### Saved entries
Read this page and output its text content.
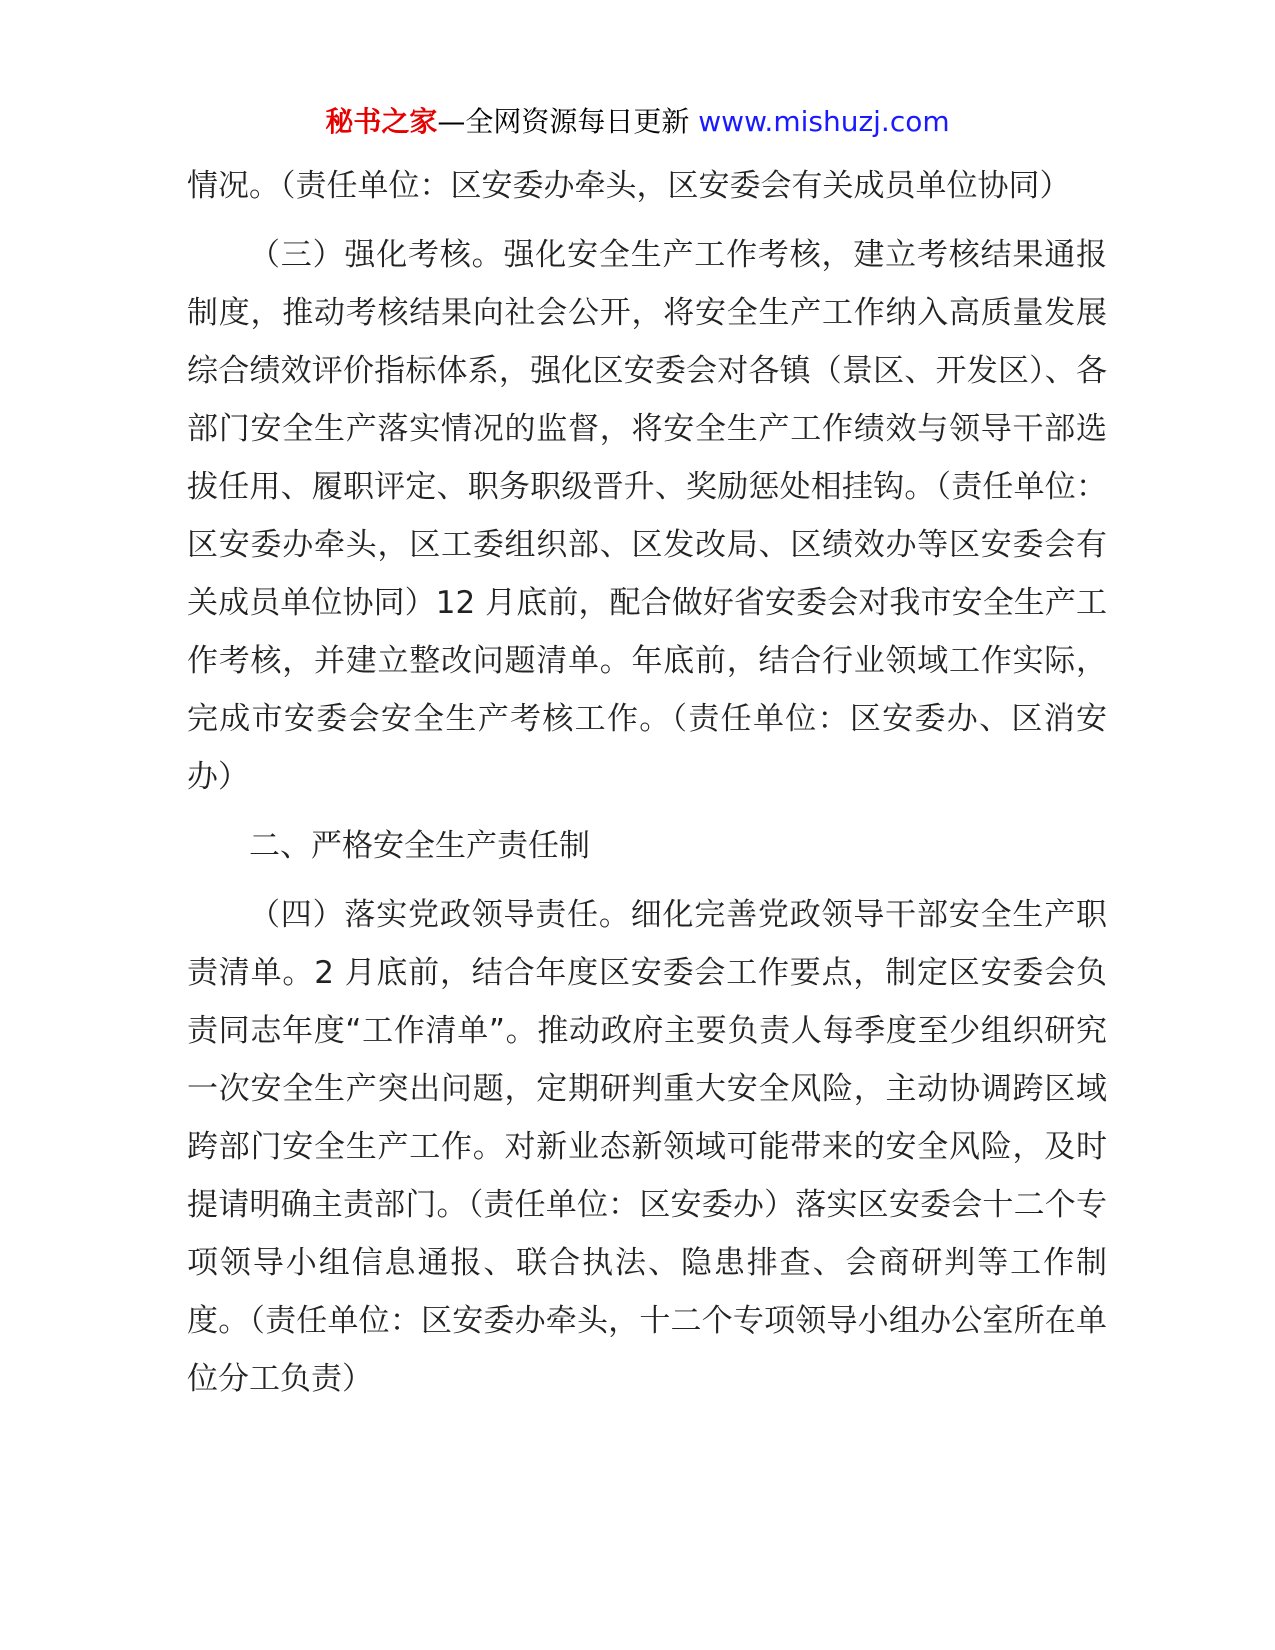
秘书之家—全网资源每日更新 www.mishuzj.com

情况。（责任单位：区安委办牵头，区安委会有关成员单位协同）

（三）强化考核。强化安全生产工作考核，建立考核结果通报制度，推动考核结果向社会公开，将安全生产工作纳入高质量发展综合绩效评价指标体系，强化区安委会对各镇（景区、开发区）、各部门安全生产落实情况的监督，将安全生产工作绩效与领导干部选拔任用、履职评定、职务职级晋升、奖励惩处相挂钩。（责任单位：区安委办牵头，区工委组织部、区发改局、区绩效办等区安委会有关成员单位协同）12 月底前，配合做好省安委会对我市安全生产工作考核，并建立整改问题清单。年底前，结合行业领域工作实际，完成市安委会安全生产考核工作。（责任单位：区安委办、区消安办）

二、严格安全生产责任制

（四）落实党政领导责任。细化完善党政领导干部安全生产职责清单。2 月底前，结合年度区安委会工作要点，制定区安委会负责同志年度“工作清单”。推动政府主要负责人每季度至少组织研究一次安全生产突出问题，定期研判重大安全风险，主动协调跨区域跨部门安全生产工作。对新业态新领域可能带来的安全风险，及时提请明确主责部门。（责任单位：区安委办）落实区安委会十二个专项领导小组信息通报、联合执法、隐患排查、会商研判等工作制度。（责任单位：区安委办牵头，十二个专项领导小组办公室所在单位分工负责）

--

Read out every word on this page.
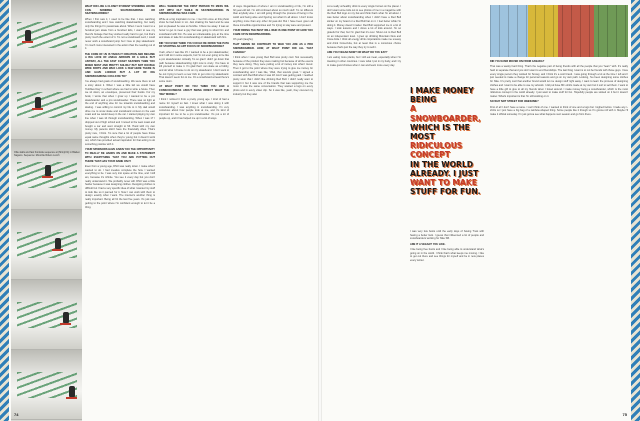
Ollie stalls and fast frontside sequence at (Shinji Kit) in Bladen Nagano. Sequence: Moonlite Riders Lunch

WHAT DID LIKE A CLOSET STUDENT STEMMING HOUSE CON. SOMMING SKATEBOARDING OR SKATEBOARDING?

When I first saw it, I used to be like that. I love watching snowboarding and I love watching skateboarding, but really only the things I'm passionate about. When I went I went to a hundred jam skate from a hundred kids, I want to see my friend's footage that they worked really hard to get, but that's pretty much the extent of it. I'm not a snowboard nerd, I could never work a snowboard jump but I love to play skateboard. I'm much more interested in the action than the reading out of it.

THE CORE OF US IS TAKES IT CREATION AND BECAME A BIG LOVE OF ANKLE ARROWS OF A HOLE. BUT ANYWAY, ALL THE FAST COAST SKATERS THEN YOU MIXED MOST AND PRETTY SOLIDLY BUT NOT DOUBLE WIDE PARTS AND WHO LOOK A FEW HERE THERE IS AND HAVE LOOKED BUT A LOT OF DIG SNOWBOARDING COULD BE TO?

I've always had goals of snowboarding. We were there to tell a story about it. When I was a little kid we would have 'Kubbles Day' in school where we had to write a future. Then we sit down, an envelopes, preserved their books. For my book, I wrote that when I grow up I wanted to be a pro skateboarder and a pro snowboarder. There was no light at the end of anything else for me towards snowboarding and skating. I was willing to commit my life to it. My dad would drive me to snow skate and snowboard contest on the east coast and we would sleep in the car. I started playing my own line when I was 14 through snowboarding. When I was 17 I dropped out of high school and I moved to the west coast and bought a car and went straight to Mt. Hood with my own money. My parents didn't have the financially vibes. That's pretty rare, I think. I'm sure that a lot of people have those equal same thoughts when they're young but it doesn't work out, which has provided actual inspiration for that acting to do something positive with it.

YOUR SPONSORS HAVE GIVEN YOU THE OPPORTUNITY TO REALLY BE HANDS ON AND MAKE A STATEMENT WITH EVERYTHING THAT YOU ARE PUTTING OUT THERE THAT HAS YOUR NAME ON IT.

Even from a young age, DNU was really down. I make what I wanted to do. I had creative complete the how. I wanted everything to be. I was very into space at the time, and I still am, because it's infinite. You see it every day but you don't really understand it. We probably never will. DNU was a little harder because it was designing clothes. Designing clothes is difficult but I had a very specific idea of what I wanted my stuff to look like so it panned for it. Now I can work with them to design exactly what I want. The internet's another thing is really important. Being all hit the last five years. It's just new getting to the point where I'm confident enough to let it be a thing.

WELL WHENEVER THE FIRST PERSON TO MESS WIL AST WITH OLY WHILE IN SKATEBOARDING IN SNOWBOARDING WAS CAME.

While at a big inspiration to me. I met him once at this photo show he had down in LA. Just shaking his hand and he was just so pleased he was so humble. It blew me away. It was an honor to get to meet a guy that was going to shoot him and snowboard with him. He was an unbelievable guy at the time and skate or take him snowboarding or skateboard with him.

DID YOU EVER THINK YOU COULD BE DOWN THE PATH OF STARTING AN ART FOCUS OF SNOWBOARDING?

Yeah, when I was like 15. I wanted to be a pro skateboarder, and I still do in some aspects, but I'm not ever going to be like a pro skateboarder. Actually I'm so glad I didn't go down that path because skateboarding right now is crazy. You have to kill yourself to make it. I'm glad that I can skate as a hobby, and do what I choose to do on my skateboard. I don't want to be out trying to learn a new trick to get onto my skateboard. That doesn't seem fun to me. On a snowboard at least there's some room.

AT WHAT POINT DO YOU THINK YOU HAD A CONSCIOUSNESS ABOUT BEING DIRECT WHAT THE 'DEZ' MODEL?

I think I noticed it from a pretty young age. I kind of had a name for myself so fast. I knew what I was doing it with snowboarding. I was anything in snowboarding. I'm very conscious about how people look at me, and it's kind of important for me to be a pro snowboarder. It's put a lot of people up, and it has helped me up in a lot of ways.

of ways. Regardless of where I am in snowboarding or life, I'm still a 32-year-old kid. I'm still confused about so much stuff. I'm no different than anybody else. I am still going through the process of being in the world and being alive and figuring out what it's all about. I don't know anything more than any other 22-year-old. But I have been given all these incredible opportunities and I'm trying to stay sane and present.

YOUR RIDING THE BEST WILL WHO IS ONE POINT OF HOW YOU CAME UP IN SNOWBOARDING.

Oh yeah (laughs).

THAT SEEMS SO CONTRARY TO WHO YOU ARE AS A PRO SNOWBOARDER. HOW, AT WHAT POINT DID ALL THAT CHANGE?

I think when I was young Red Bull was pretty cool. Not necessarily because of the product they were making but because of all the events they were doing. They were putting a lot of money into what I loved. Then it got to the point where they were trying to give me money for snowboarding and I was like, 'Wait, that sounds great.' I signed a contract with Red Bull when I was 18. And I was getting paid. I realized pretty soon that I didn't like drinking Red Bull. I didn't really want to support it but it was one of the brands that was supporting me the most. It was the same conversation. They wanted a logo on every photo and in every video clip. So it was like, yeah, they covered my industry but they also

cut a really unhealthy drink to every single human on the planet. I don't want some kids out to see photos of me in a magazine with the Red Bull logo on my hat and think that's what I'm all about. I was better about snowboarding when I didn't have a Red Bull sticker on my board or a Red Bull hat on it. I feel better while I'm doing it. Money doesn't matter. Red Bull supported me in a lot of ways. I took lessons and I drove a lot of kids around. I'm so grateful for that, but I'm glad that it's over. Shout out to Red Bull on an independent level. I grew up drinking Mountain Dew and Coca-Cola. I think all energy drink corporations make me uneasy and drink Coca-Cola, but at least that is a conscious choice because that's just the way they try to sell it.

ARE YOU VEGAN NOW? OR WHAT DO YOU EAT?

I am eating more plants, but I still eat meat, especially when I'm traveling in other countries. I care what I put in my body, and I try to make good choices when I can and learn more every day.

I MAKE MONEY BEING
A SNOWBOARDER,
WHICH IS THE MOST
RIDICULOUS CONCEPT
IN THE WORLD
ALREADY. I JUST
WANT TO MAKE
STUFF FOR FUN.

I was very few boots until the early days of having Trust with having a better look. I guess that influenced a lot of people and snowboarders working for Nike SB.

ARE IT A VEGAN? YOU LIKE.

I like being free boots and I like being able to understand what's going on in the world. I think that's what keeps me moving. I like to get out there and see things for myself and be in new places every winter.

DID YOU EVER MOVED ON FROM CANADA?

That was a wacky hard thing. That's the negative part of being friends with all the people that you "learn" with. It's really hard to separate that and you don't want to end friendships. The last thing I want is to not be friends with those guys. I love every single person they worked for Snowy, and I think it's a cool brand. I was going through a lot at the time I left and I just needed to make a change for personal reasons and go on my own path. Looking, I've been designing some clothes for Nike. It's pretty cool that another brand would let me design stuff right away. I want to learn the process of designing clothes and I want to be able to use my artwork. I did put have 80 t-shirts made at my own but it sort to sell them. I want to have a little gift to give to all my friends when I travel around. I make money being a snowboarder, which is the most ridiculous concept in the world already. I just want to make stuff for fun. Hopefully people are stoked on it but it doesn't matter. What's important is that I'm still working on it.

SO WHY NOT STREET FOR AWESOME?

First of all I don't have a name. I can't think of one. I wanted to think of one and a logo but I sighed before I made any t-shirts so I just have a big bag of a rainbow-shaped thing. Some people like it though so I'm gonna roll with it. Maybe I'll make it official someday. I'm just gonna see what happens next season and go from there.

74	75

### Problem details
Using the records above, pull out each line where the word "page" occurs.

### Task response
Read this page and output its text content.
Read out every word on this page.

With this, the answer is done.